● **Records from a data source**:

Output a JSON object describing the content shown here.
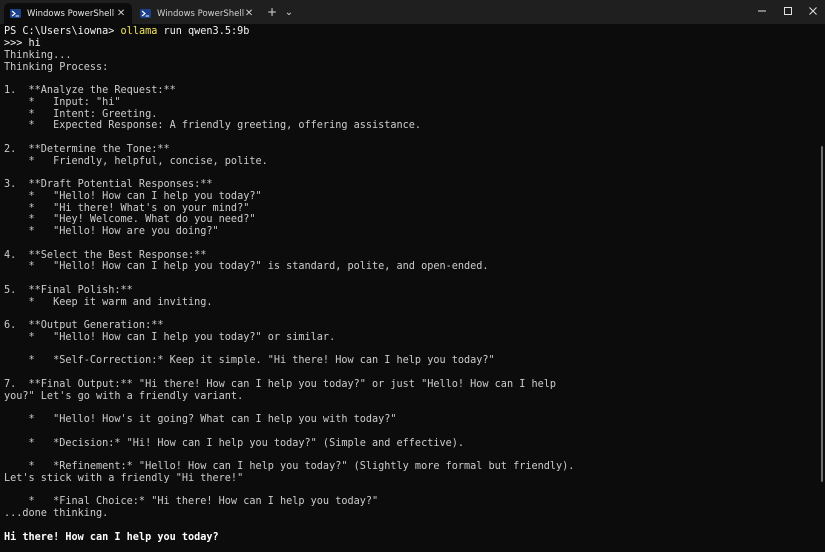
{
  "tabs": [
    {
      "label": "Windows PowerShell",
      "icon": "powershell-icon",
      "active": true
    },
    {
      "label": "Windows PowerShell",
      "icon": "powershell-icon",
      "active": false
    }
  ],
  "tab_close_symbol": "✕",
  "new_tab_symbol": "+",
  "dropdown_symbol": "⌄",
  "window_controls": {
    "minimize": "—",
    "maximize": "▢",
    "close": "✕"
  },
  "prompt": {
    "path": "PS C:\\Users\\iowna>",
    "command": "ollama",
    "args": " run qwen3.5:9b"
  },
  "lines": [
    {
      "text": ">>> hi",
      "style": "cmd"
    },
    {
      "text": "Thinking...",
      "style": "normal"
    },
    {
      "text": "Thinking Process:",
      "style": "normal"
    },
    {
      "text": "",
      "style": "normal"
    },
    {
      "text": "1.  **Analyze the Request:**",
      "style": "normal"
    },
    {
      "text": "    *   Input: \"hi\"",
      "style": "normal"
    },
    {
      "text": "    *   Intent: Greeting.",
      "style": "normal"
    },
    {
      "text": "    *   Expected Response: A friendly greeting, offering assistance.",
      "style": "normal"
    },
    {
      "text": "",
      "style": "normal"
    },
    {
      "text": "2.  **Determine the Tone:**",
      "style": "normal"
    },
    {
      "text": "    *   Friendly, helpful, concise, polite.",
      "style": "normal"
    },
    {
      "text": "",
      "style": "normal"
    },
    {
      "text": "3.  **Draft Potential Responses:**",
      "style": "normal"
    },
    {
      "text": "    *   \"Hello! How can I help you today?\"",
      "style": "normal"
    },
    {
      "text": "    *   \"Hi there! What's on your mind?\"",
      "style": "normal"
    },
    {
      "text": "    *   \"Hey! Welcome. What do you need?\"",
      "style": "normal"
    },
    {
      "text": "    *   \"Hello! How are you doing?\"",
      "style": "normal"
    },
    {
      "text": "",
      "style": "normal"
    },
    {
      "text": "4.  **Select the Best Response:**",
      "style": "normal"
    },
    {
      "text": "    *   \"Hello! How can I help you today?\" is standard, polite, and open-ended.",
      "style": "normal"
    },
    {
      "text": "",
      "style": "normal"
    },
    {
      "text": "5.  **Final Polish:**",
      "style": "normal"
    },
    {
      "text": "    *   Keep it warm and inviting.",
      "style": "normal"
    },
    {
      "text": "",
      "style": "normal"
    },
    {
      "text": "6.  **Output Generation:**",
      "style": "normal"
    },
    {
      "text": "    *   \"Hello! How can I help you today?\" or similar.",
      "style": "normal"
    },
    {
      "text": "",
      "style": "normal"
    },
    {
      "text": "    *   *Self-Correction:* Keep it simple. \"Hi there! How can I help you today?\"",
      "style": "normal"
    },
    {
      "text": "",
      "style": "normal"
    },
    {
      "text": "7.  **Final Output:** \"Hi there! How can I help you today?\" or just \"Hello! How can I help",
      "style": "normal"
    },
    {
      "text": "you?\" Let's go with a friendly variant.",
      "style": "normal"
    },
    {
      "text": "",
      "style": "normal"
    },
    {
      "text": "    *   \"Hello! How's it going? What can I help you with today?\"",
      "style": "normal"
    },
    {
      "text": "",
      "style": "normal"
    },
    {
      "text": "    *   *Decision:* \"Hi! How can I help you today?\" (Simple and effective).",
      "style": "normal"
    },
    {
      "text": "",
      "style": "normal"
    },
    {
      "text": "    *   *Refinement:* \"Hello! How can I help you today?\" (Slightly more formal but friendly).",
      "style": "normal"
    },
    {
      "text": "Let's stick with a friendly \"Hi there!\"",
      "style": "normal"
    },
    {
      "text": "",
      "style": "normal"
    },
    {
      "text": "    *   *Final Choice:* \"Hi there! How can I help you today?\"",
      "style": "normal"
    },
    {
      "text": "...done thinking.",
      "style": "normal"
    },
    {
      "text": "",
      "style": "normal"
    },
    {
      "text": "Hi there! How can I help you today?",
      "style": "bold"
    }
  ],
  "colors": {
    "background": "#0c0c0c",
    "titlebar": "#1f1f1f",
    "text": "#cccccc",
    "command": "#f2e55c",
    "prompt": "#f2f2f2"
  }
}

● **What this task involves**: Search the listing above for the string "there". Copy every line that contains it.

● **Solution**:
      "text": "    *   \"Hi there! What's on your mind?\"",
      "text": "    *   *Self-Correction:* Keep it simple. \"Hi there! How can I help you today?\"",
      "text": "7.  **Final Output:** \"Hi there! How can I help you today?\" or just \"Hello! How can I help",
      "text": "Let's stick with a friendly \"Hi there!\"",
      "text": "    *   *Final Choice:* \"Hi there! How can I help you today?\"",
      "text": "Hi there! How can I help you today?",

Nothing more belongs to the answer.